▶ **Record list**:

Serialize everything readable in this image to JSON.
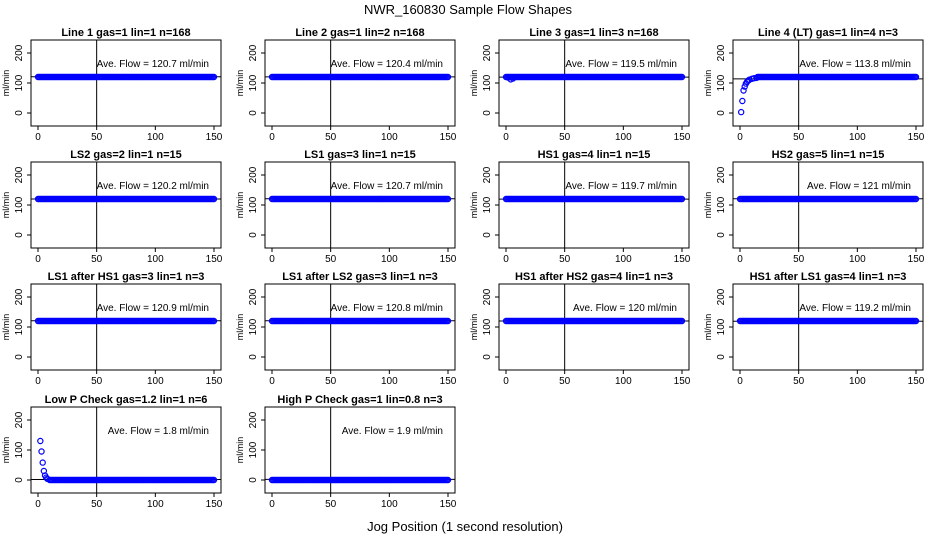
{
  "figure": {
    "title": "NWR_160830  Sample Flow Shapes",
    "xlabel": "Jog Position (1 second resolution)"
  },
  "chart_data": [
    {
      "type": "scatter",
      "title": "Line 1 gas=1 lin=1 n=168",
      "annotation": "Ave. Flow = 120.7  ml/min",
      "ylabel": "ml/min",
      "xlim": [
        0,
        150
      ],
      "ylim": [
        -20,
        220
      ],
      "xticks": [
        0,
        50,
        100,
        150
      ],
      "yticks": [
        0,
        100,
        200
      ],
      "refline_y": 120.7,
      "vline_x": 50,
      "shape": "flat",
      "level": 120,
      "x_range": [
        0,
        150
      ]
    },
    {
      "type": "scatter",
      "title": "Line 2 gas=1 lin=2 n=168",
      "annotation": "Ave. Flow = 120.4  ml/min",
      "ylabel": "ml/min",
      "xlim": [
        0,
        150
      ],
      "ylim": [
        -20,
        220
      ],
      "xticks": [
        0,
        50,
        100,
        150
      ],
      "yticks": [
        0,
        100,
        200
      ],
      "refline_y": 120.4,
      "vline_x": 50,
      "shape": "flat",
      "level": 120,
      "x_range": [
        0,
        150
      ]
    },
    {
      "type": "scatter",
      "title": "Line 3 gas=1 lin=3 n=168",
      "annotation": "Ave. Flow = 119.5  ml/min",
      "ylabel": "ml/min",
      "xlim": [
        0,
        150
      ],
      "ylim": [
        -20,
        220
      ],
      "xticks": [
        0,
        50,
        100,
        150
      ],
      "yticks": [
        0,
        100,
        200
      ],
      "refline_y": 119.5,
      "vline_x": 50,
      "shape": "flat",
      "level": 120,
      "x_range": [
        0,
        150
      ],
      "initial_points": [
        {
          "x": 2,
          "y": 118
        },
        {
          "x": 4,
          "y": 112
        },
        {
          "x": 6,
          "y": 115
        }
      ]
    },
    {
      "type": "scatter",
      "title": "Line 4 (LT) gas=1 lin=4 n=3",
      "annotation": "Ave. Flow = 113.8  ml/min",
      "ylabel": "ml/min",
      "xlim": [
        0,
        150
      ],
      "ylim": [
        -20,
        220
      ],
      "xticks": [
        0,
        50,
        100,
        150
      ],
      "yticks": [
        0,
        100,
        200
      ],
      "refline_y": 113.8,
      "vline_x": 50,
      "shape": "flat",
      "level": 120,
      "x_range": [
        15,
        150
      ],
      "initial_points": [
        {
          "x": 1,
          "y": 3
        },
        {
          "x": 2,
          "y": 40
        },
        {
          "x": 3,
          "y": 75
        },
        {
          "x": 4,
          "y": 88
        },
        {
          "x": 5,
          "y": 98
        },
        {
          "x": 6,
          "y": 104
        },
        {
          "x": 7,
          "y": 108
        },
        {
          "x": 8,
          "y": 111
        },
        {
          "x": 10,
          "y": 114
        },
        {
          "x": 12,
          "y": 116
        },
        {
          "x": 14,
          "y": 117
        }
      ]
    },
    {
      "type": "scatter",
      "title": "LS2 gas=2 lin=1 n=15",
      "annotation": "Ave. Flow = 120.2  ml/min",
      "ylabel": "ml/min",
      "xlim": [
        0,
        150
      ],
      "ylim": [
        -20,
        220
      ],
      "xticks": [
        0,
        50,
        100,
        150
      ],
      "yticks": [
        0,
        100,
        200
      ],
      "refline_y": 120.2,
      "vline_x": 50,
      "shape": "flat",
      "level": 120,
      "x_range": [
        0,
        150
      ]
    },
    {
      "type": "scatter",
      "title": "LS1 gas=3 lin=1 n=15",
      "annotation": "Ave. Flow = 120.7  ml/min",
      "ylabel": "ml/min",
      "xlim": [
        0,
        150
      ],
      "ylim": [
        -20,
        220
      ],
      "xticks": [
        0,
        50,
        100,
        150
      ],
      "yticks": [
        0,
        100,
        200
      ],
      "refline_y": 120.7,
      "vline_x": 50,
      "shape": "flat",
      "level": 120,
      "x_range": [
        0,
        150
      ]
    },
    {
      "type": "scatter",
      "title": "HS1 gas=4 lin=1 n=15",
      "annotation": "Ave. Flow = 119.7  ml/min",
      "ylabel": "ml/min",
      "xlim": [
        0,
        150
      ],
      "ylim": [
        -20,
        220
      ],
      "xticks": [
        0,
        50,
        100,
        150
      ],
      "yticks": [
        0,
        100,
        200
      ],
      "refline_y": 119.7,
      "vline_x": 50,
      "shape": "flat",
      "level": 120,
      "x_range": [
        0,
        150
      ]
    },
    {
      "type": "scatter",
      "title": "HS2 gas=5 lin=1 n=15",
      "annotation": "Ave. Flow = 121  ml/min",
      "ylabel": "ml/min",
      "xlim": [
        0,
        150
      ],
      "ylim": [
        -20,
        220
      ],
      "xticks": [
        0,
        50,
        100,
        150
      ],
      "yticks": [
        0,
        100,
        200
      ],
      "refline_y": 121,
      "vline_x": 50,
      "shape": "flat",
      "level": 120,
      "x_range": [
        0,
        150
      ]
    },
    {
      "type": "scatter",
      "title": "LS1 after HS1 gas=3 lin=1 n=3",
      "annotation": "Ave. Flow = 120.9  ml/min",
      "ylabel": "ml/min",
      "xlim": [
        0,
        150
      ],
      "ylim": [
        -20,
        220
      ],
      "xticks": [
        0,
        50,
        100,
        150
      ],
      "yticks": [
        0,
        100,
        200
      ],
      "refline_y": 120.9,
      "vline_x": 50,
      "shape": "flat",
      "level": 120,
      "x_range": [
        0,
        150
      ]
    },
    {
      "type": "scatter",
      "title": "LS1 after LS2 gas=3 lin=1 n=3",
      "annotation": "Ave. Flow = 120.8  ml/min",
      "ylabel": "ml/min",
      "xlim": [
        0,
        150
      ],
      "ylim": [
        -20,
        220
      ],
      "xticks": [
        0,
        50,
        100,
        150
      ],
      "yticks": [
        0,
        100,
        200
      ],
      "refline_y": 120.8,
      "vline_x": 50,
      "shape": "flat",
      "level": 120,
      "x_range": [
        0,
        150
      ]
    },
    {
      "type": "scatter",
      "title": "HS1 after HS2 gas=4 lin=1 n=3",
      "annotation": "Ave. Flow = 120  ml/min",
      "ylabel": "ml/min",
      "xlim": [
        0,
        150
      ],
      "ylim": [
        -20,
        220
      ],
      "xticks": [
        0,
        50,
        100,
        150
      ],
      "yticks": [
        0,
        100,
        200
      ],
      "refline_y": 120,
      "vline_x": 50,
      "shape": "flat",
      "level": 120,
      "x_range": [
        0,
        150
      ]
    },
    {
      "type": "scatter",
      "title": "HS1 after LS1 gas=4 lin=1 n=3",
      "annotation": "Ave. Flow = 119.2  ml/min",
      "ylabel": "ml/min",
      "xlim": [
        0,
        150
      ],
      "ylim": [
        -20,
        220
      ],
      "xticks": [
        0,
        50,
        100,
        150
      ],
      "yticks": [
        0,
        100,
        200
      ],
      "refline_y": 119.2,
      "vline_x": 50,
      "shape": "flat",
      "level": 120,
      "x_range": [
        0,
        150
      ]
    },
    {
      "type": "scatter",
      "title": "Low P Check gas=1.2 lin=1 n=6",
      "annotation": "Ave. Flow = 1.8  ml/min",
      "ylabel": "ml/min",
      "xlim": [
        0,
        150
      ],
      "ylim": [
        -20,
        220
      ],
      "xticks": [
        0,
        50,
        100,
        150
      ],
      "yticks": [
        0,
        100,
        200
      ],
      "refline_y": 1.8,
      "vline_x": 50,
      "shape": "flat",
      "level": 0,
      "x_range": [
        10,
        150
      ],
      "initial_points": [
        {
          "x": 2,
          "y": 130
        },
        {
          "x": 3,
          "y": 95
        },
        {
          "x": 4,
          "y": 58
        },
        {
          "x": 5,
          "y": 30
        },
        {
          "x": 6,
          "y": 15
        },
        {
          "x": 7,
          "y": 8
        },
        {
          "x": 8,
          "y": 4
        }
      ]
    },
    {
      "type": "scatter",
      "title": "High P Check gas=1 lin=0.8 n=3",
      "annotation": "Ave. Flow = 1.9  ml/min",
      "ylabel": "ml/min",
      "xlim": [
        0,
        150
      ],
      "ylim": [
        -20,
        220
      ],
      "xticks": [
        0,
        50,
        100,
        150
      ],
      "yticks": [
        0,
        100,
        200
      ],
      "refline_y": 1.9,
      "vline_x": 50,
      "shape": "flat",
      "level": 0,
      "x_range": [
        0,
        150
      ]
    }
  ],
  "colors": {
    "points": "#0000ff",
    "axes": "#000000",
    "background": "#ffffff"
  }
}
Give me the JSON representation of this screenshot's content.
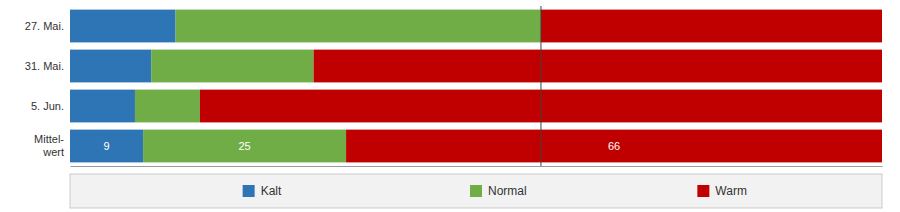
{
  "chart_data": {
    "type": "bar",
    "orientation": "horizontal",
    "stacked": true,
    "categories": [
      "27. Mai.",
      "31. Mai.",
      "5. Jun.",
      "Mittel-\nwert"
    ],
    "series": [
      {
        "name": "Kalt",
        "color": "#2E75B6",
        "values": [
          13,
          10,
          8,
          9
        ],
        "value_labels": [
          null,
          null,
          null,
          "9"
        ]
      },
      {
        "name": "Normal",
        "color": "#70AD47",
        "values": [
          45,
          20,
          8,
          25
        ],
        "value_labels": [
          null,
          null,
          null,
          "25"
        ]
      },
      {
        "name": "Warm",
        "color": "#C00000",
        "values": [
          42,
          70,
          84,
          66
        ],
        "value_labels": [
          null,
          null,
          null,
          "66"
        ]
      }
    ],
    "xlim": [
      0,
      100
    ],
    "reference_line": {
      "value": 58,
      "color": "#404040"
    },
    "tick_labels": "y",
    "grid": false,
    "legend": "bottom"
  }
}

▶ **Directions**:
Reproduce the lines above, exactly and exclusively, from the line containing "Give me the" down to the last line, both included; pictures are not part of the copy.

▶ **Response for this exercise**:
Give me the JSON representation of this screenshot's content.
{
  "chart_data": {
    "type": "bar",
    "orientation": "horizontal",
    "stacked": true,
    "categories": [
      "27. Mai.",
      "31. Mai.",
      "5. Jun.",
      "Mittel-\nwert"
    ],
    "series": [
      {
        "name": "Kalt",
        "color": "#2E75B6",
        "values": [
          13,
          10,
          8,
          9
        ],
        "value_labels": [
          null,
          null,
          null,
          "9"
        ]
      },
      {
        "name": "Normal",
        "color": "#70AD47",
        "values": [
          45,
          20,
          8,
          25
        ],
        "value_labels": [
          null,
          null,
          null,
          "25"
        ]
      },
      {
        "name": "Warm",
        "color": "#C00000",
        "values": [
          42,
          70,
          84,
          66
        ],
        "value_labels": [
          null,
          null,
          null,
          "66"
        ]
      }
    ],
    "xlim": [
      0,
      100
    ],
    "reference_line": {
      "value": 58,
      "color": "#404040"
    },
    "tick_labels": "y",
    "grid": false,
    "legend": "bottom"
  }
}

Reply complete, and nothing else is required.